Exactly reproduce the lines that follow.

• _Data records_:
▬▬▬▬▬▬▬▬▬▬

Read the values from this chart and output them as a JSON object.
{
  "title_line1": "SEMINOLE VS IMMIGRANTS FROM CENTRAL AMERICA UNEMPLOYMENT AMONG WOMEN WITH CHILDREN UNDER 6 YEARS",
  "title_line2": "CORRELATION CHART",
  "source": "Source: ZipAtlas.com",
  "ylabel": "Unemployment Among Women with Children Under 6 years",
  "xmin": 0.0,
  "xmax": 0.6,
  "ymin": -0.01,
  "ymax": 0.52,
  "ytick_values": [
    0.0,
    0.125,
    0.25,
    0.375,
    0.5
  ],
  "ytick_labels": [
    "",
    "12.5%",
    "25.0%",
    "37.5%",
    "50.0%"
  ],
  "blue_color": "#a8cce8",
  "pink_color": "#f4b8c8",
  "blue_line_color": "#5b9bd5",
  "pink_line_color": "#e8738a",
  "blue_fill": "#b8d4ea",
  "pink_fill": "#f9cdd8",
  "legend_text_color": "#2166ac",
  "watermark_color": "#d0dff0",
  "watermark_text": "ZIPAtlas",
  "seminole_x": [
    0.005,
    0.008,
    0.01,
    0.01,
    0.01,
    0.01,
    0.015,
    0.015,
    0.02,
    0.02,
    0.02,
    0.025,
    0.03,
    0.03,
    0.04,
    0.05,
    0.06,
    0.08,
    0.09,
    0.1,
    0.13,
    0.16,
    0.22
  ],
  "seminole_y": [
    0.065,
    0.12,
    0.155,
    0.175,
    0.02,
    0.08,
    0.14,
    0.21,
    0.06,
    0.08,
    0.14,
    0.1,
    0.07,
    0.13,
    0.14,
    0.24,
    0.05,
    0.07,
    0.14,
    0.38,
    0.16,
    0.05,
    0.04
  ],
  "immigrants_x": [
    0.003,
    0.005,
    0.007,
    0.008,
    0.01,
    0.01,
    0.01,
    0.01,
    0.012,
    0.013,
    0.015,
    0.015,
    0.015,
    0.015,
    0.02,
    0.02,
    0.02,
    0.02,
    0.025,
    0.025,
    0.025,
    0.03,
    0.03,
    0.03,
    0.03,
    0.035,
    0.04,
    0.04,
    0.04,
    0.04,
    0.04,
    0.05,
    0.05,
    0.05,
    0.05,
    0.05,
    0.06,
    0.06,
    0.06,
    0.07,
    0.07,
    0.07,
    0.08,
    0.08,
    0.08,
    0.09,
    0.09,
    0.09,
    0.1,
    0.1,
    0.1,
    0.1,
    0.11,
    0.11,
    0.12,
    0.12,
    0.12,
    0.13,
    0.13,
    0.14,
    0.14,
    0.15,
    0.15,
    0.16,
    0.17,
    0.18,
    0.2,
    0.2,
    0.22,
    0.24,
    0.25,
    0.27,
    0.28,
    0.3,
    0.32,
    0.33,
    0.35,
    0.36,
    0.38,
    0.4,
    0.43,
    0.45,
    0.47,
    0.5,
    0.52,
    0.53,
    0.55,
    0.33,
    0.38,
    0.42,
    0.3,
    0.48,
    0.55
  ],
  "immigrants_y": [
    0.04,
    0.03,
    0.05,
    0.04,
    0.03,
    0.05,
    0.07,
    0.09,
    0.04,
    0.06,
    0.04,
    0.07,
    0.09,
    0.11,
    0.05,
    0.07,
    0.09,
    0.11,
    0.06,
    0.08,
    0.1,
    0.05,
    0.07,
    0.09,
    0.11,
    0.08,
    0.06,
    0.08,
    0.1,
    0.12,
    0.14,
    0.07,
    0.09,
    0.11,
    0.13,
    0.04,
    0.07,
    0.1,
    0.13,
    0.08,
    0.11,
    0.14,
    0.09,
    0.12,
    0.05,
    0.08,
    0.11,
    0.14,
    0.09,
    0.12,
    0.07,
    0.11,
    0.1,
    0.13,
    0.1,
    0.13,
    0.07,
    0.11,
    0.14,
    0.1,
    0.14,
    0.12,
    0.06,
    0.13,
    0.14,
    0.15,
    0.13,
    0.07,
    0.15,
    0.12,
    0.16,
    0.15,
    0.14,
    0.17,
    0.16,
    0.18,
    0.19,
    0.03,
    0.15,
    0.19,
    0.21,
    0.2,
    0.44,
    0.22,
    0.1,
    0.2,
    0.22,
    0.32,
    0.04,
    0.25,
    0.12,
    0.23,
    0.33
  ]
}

▬▬▬▬▬▬▬▬▬▬

• _Expected answer_:
Read the values from this chart and output them as a JSON object.
{
  "title_line1": "SEMINOLE VS IMMIGRANTS FROM CENTRAL AMERICA UNEMPLOYMENT AMONG WOMEN WITH CHILDREN UNDER 6 YEARS",
  "title_line2": "CORRELATION CHART",
  "source": "Source: ZipAtlas.com",
  "ylabel": "Unemployment Among Women with Children Under 6 years",
  "xmin": 0.0,
  "xmax": 0.6,
  "ymin": -0.01,
  "ymax": 0.52,
  "ytick_values": [
    0.0,
    0.125,
    0.25,
    0.375,
    0.5
  ],
  "ytick_labels": [
    "",
    "12.5%",
    "25.0%",
    "37.5%",
    "50.0%"
  ],
  "blue_color": "#a8cce8",
  "pink_color": "#f4b8c8",
  "blue_line_color": "#5b9bd5",
  "pink_line_color": "#e8738a",
  "blue_fill": "#b8d4ea",
  "pink_fill": "#f9cdd8",
  "legend_text_color": "#2166ac",
  "watermark_color": "#d0dff0",
  "watermark_text": "ZIPAtlas",
  "seminole_x": [
    0.005,
    0.008,
    0.01,
    0.01,
    0.01,
    0.01,
    0.015,
    0.015,
    0.02,
    0.02,
    0.02,
    0.025,
    0.03,
    0.03,
    0.04,
    0.05,
    0.06,
    0.08,
    0.09,
    0.1,
    0.13,
    0.16,
    0.22
  ],
  "seminole_y": [
    0.065,
    0.12,
    0.155,
    0.175,
    0.02,
    0.08,
    0.14,
    0.21,
    0.06,
    0.08,
    0.14,
    0.1,
    0.07,
    0.13,
    0.14,
    0.24,
    0.05,
    0.07,
    0.14,
    0.38,
    0.16,
    0.05,
    0.04
  ],
  "immigrants_x": [
    0.003,
    0.005,
    0.007,
    0.008,
    0.01,
    0.01,
    0.01,
    0.01,
    0.012,
    0.013,
    0.015,
    0.015,
    0.015,
    0.015,
    0.02,
    0.02,
    0.02,
    0.02,
    0.025,
    0.025,
    0.025,
    0.03,
    0.03,
    0.03,
    0.03,
    0.035,
    0.04,
    0.04,
    0.04,
    0.04,
    0.04,
    0.05,
    0.05,
    0.05,
    0.05,
    0.05,
    0.06,
    0.06,
    0.06,
    0.07,
    0.07,
    0.07,
    0.08,
    0.08,
    0.08,
    0.09,
    0.09,
    0.09,
    0.1,
    0.1,
    0.1,
    0.1,
    0.11,
    0.11,
    0.12,
    0.12,
    0.12,
    0.13,
    0.13,
    0.14,
    0.14,
    0.15,
    0.15,
    0.16,
    0.17,
    0.18,
    0.2,
    0.2,
    0.22,
    0.24,
    0.25,
    0.27,
    0.28,
    0.3,
    0.32,
    0.33,
    0.35,
    0.36,
    0.38,
    0.4,
    0.43,
    0.45,
    0.47,
    0.5,
    0.52,
    0.53,
    0.55,
    0.33,
    0.38,
    0.42,
    0.3,
    0.48,
    0.55
  ],
  "immigrants_y": [
    0.04,
    0.03,
    0.05,
    0.04,
    0.03,
    0.05,
    0.07,
    0.09,
    0.04,
    0.06,
    0.04,
    0.07,
    0.09,
    0.11,
    0.05,
    0.07,
    0.09,
    0.11,
    0.06,
    0.08,
    0.1,
    0.05,
    0.07,
    0.09,
    0.11,
    0.08,
    0.06,
    0.08,
    0.1,
    0.12,
    0.14,
    0.07,
    0.09,
    0.11,
    0.13,
    0.04,
    0.07,
    0.1,
    0.13,
    0.08,
    0.11,
    0.14,
    0.09,
    0.12,
    0.05,
    0.08,
    0.11,
    0.14,
    0.09,
    0.12,
    0.07,
    0.11,
    0.1,
    0.13,
    0.1,
    0.13,
    0.07,
    0.11,
    0.14,
    0.1,
    0.14,
    0.12,
    0.06,
    0.13,
    0.14,
    0.15,
    0.13,
    0.07,
    0.15,
    0.12,
    0.16,
    0.15,
    0.14,
    0.17,
    0.16,
    0.18,
    0.19,
    0.03,
    0.15,
    0.19,
    0.21,
    0.2,
    0.44,
    0.22,
    0.1,
    0.2,
    0.22,
    0.32,
    0.04,
    0.25,
    0.12,
    0.23,
    0.33
  ]
}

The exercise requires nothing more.